§ WORK TO COMPLETE
1 - Decide whether each statement agrees with the passage on breakups, answering yes or no and quoting the words of the passage that settle it: (a) The passage claims that people in a breakup are, as a rule, inherently bad. (b) The passage says that at the start of a relationship you feel both enthralled and terrified. (c) The passage says that when a relationship ends you want to sever things cleanly.
2 - Name every household possession that the passage on breakups mentions as something exes argue over.
3 - Carry on the passage on breakups from its last sentence, keeping its voice and subject.

§ PASSAGE GIVEN

——

No one in a break up is an inherently bad person. No one. Ok. There's always the exception. But for the most part, everyone has their side, their story, and their truth. So how do people come out the other side? How can couples that separate — especially those with kids and joint custody issues, get back to being friends? And is it even possible for ex-couples to stay amicable during the ‘no that’s actually my Lagostina set’ argument or worse, the inevitable ‘I think I’ve met someone’ bombshell?
Let’s face it. No matter how cool we play it there’s a duality to relationships.
When they start you’re catapulted into an exuberant, giddy kind of grinning seizure. You’re enthralled and terrified. You rush in, but you’re hesitant. There is a desperate need to categorize and define, and an equal desperation not to — to just let things play out.
When relationships end, you just want to move on already. Jump ship. Sever things cleanly and be a free agent. But you also peer over your shoulder. Extend sad laurels of peace and often guilt and grief. You want things to be ok for them, even as you realize you might not really care if they are. You make allowances for them driven by pangs of past generosity, and at the same time bristle to have your own rights heard.
Then just when you think you’ve got a handle on it, throw in the ‘who gets that sofa’ conversation or the ‘well, actually that was my crock pot..’ argument and things get even more interesting.

——

§ INFORMATION SUPPLIED
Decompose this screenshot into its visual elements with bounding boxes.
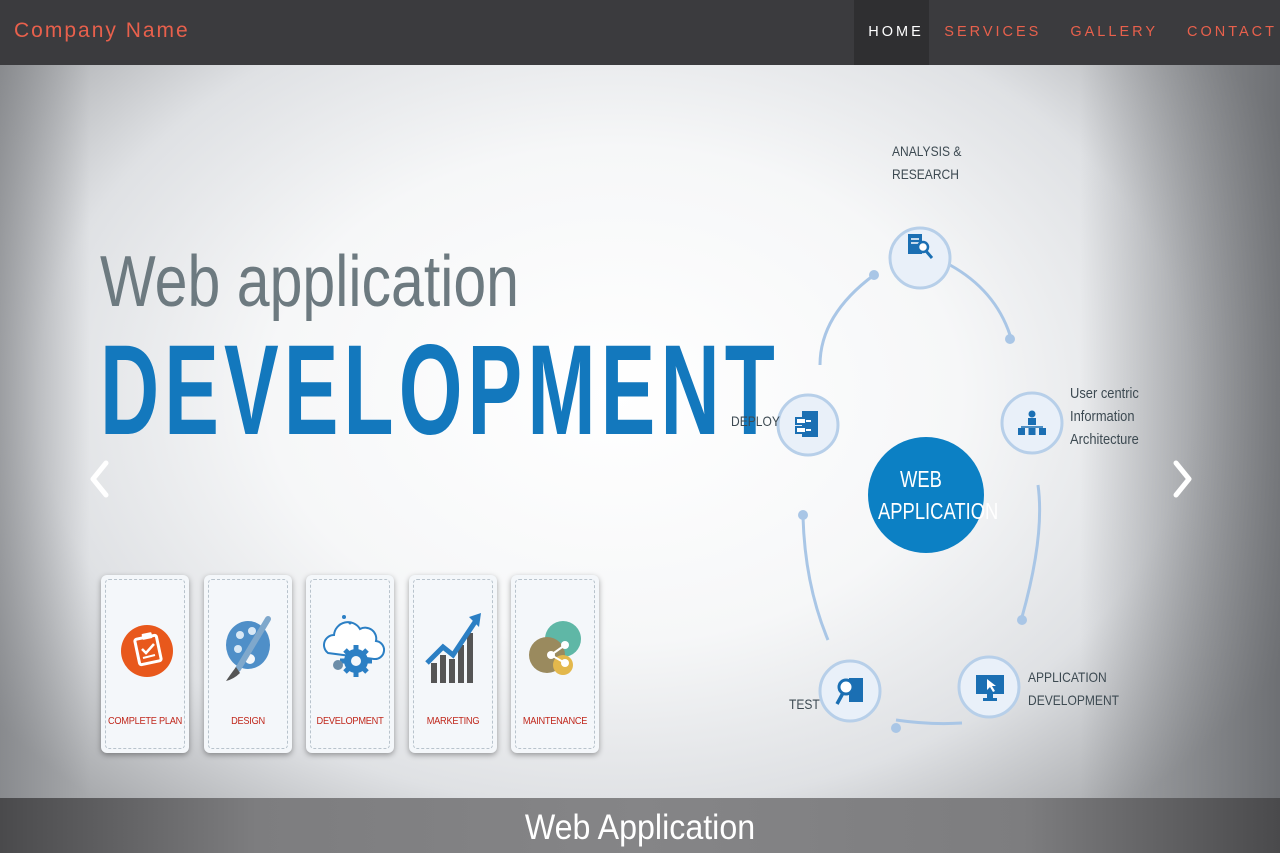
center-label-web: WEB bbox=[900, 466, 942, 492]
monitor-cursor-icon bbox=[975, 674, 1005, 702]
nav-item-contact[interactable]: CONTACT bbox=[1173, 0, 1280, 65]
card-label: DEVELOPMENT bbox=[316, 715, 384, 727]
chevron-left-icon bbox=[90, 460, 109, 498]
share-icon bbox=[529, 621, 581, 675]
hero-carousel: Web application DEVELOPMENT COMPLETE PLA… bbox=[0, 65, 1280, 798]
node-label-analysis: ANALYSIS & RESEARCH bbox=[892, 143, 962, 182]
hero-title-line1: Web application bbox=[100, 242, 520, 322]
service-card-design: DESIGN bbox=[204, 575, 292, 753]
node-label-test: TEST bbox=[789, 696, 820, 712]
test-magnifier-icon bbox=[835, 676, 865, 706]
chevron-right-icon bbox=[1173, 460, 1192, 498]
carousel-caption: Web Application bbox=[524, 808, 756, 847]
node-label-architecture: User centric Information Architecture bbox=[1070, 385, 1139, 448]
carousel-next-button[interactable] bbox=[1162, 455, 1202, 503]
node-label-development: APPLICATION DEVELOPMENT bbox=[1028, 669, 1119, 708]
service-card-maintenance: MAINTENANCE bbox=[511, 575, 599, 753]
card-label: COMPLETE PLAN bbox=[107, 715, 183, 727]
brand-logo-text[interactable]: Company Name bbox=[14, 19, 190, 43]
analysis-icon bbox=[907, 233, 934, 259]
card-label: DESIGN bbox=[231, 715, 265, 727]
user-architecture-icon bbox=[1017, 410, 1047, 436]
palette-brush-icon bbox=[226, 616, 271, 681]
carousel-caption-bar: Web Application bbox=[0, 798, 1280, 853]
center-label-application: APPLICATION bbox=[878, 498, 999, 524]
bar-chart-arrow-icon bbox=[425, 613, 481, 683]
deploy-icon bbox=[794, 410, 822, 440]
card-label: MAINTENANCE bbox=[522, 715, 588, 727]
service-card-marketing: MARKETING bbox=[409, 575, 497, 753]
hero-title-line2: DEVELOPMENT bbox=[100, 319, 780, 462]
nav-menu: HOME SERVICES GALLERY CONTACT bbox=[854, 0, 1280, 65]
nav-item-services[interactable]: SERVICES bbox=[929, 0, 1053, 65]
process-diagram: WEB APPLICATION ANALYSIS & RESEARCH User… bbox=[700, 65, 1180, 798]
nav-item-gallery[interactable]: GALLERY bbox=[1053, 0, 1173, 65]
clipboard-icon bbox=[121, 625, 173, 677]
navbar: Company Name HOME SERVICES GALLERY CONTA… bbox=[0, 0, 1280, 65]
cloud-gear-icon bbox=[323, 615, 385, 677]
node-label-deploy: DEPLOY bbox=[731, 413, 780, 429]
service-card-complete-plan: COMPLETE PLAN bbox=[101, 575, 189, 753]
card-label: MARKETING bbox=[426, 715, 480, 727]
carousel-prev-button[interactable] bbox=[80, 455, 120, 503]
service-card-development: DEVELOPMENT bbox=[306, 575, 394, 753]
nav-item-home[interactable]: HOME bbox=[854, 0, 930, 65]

——

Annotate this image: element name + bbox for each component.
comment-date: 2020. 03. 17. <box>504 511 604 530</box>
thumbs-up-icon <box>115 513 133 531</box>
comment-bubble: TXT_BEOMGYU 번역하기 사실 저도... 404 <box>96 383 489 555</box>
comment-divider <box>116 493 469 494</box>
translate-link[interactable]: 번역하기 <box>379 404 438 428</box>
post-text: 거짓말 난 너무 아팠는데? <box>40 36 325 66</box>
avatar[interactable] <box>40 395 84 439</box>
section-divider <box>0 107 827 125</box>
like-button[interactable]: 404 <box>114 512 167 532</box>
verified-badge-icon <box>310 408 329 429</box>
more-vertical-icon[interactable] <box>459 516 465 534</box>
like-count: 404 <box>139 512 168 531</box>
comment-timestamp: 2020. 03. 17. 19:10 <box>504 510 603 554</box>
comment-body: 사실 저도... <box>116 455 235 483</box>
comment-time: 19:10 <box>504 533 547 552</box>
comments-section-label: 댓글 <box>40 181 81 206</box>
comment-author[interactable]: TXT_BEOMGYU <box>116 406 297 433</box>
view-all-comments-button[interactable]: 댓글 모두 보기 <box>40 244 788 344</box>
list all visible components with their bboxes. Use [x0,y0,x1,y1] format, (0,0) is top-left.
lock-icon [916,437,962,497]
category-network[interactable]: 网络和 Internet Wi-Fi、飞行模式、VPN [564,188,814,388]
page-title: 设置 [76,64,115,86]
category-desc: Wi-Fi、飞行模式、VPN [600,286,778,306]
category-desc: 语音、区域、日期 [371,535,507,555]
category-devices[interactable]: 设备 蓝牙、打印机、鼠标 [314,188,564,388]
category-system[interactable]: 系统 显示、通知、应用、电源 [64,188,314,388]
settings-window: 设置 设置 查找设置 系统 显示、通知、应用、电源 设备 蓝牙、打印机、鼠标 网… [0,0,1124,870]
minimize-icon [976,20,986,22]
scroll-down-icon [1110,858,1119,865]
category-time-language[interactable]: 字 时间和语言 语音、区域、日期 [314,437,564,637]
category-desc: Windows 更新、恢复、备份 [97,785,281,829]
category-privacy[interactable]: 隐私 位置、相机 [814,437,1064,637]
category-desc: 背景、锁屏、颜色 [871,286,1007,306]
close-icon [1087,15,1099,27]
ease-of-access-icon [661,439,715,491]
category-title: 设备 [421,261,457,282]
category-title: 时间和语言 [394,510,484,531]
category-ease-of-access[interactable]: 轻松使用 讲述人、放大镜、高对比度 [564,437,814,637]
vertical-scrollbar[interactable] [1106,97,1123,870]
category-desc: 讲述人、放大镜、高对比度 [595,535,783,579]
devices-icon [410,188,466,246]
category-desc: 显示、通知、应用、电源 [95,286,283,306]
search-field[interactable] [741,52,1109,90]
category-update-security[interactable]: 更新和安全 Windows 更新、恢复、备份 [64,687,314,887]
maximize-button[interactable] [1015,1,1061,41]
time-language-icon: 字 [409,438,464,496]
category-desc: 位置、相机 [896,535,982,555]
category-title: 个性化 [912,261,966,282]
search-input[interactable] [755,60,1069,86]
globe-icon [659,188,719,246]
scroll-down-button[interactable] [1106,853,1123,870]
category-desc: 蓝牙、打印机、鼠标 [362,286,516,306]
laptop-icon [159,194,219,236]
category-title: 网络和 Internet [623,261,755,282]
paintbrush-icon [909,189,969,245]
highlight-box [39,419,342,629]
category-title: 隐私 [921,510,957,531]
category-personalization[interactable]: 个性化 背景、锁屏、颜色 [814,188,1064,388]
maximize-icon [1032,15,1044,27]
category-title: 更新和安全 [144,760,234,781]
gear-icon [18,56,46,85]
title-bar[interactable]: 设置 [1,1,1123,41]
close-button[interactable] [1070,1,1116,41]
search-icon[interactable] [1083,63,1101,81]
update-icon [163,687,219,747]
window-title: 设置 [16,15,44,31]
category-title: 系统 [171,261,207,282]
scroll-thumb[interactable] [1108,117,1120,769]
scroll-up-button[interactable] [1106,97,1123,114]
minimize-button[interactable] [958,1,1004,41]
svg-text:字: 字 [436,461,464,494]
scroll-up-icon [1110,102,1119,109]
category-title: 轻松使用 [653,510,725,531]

——

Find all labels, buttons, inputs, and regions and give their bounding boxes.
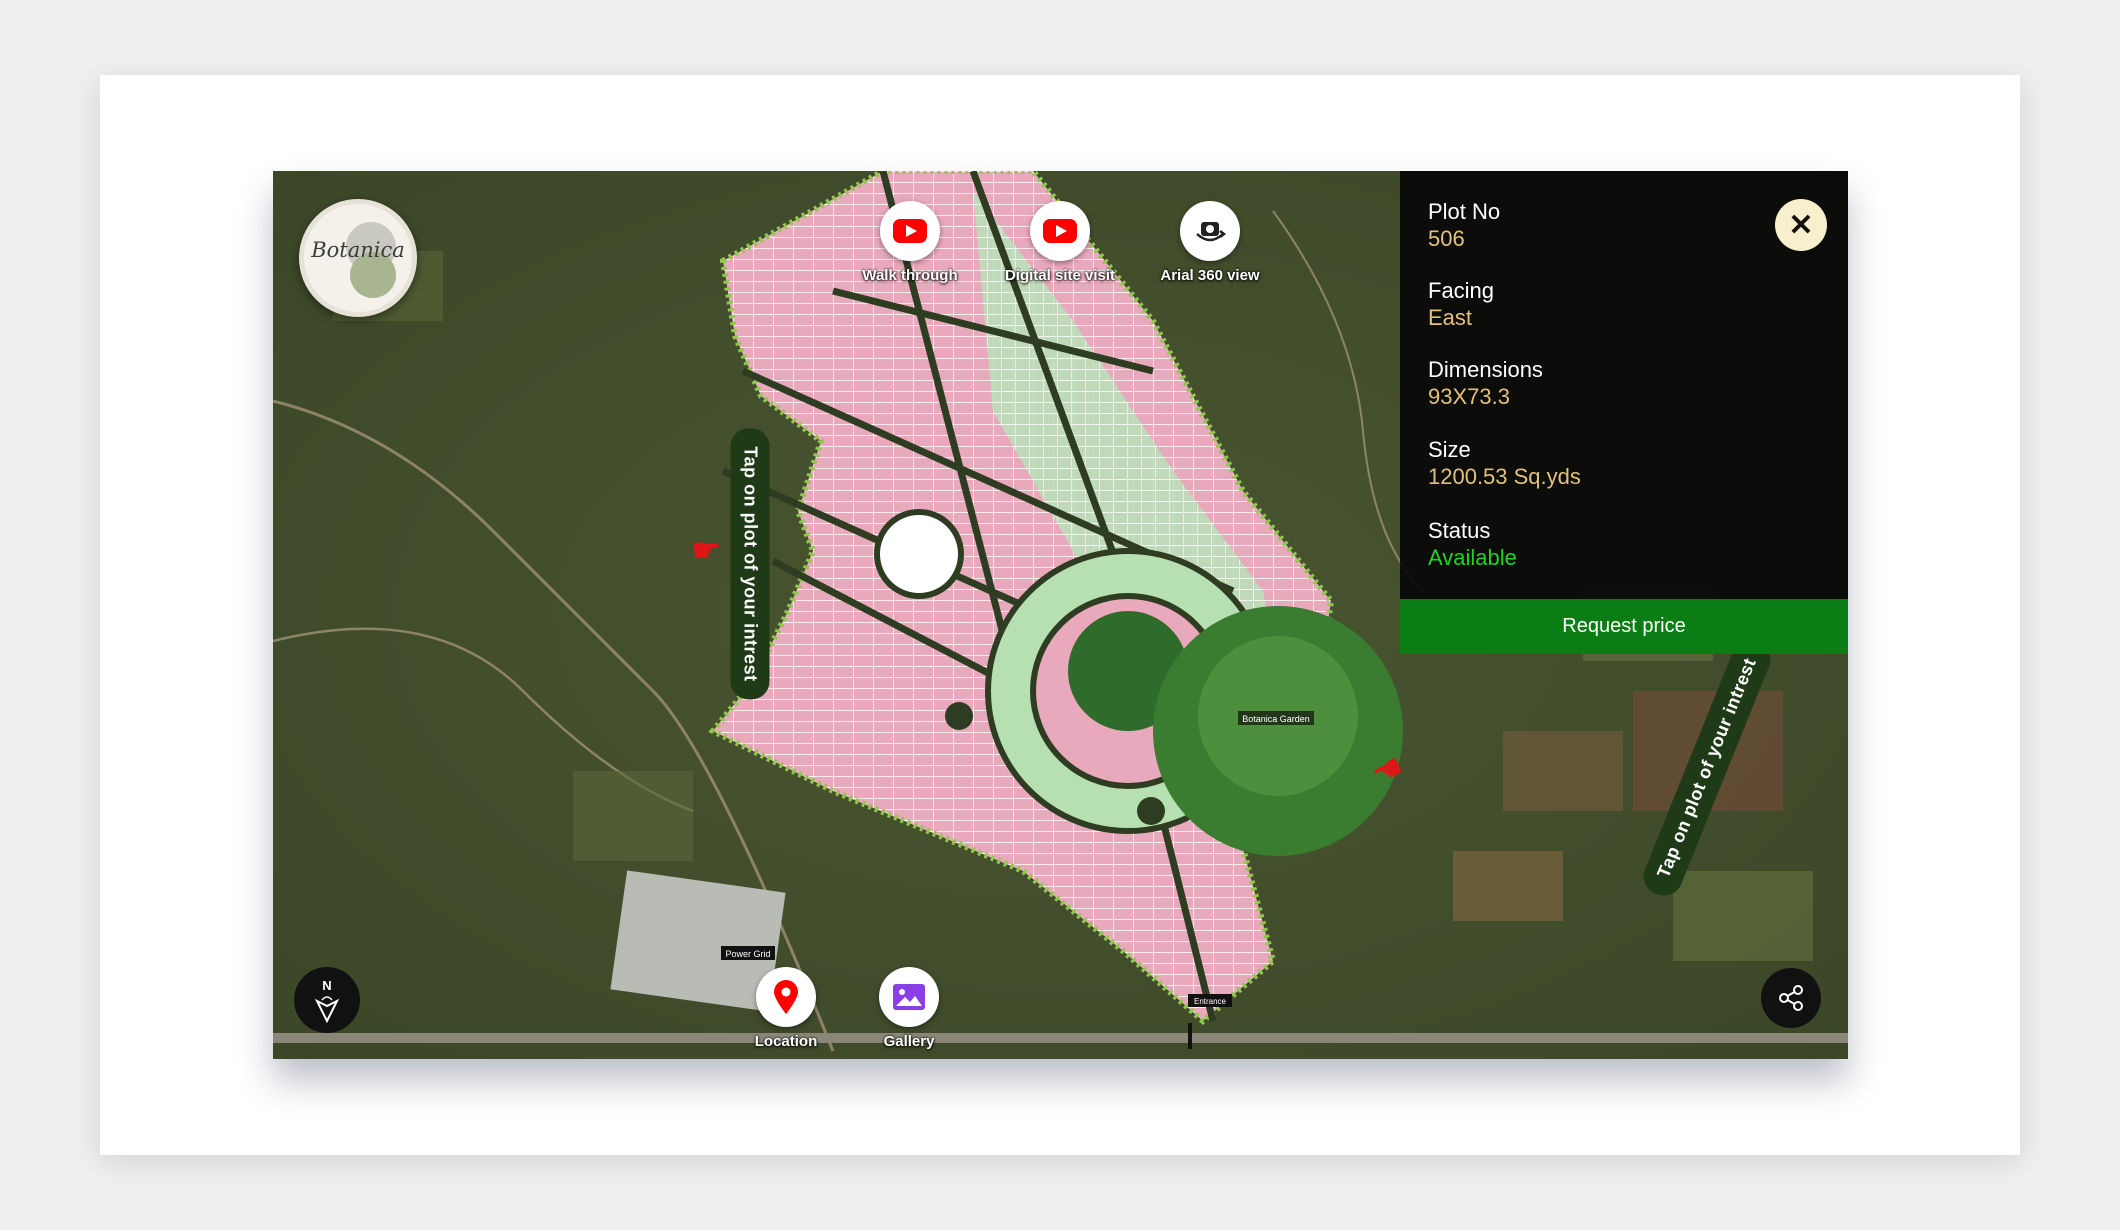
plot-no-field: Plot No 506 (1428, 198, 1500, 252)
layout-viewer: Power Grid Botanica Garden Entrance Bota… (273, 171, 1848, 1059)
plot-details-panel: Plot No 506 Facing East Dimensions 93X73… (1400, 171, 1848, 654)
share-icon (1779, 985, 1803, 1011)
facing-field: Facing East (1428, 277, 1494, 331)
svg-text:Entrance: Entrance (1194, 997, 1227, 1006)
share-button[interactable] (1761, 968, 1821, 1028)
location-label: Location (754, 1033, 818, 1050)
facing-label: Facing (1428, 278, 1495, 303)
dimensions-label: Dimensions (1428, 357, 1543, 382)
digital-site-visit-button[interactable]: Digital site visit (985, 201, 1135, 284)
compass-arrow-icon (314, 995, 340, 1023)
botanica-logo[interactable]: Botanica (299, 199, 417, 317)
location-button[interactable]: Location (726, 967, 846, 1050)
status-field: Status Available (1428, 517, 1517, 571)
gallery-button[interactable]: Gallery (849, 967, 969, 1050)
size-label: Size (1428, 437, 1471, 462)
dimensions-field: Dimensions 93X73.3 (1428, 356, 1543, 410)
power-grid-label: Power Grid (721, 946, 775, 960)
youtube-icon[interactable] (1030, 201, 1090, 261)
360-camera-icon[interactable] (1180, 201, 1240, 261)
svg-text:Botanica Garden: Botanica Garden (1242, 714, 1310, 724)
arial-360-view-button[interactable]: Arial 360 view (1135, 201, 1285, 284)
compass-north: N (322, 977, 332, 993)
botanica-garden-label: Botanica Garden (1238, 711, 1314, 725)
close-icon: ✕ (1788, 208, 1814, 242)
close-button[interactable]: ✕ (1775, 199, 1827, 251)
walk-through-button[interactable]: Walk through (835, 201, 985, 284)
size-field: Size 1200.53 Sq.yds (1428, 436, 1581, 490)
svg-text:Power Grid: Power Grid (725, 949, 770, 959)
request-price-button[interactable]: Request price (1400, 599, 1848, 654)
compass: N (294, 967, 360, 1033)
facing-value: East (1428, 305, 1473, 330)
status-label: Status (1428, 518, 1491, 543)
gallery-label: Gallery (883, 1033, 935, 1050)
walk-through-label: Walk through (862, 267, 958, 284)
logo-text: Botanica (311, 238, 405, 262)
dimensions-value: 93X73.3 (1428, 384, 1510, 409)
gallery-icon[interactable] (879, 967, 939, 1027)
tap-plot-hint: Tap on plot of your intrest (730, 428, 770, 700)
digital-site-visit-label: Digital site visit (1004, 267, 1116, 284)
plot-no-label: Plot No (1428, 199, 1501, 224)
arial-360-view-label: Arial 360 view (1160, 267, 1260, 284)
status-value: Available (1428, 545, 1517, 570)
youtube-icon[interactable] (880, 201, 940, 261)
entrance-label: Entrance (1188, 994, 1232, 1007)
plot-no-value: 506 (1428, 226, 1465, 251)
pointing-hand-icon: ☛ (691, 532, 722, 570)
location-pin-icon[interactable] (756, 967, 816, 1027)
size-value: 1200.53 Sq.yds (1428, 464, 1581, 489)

——

§ THE RESULTS
1 -
(a) No: "No one in a break up is an inherently bad person."
(b) Yes: "You’re enthralled and terrified."
(c) Yes: "Sever things cleanly and be a free agent."

2 - Lagostina set, sofa, crock pot

3 -
The coup d’etat though is the conversation that feels like a top rope body slam to whoever is on the receiving end. Even if you’ve been broken up for years. Even if you already kind of know.
“I think I’ve met someone.”
I’ve been thinking about this recently. A lot. Hubs and I are moving on. So how long is it before we hear someone says it? Who’s going to go first? What happens if the super-clean, amicable, separation that we’ve fought so hard to maintain degenerates into a complete shit show?
I sometimes sit there and swirl this around in my brain wondering how I’ll react. Or how he will. Will there be shock? Anger? Friendly acceptance? Relief? I don’t know. Will we bounce between all of those emotions no matter who takes the leap first? Probably. But can we still be friends?
I know I will always share co-parenting with my Ex, and I will always want to be amicable. I do very much want to be able to continue joking and laughing with him –if I could somehow excavate all the good things about our relationship and just sort of transmogrify them into something else I totally would.
Like Hubs & Kat V.20 “The Platonic Sitcom Ex-Couple” (Tagline: “New and Improved: Now with No Weirdness!”)
The truth is, as long as we both work so hard to be friends, as long as we try to keep each other happy as we let each other down slowly (gingerly figuring out the division of assets, coordinating custody schedules, etc.) the more we’re going to build resentment. Or worse, in our well-meaning attempt to be ‘nice’, we’re just going to reinforce the kind of unhappiness that drove us apart in the first place.
So is it possible to get to a place where we’re friends? Where we’re both living separate, happy, fulfilling lives, in great new relationships, and loving every minute of co-parenting our amazing Baby Girl?
Can we survive the ‘That’s my DVD!” and the “You’re DATING?!” conversations? What about the mediators, arbitrators, or lawyers?
And the bigger question is… are we meant to?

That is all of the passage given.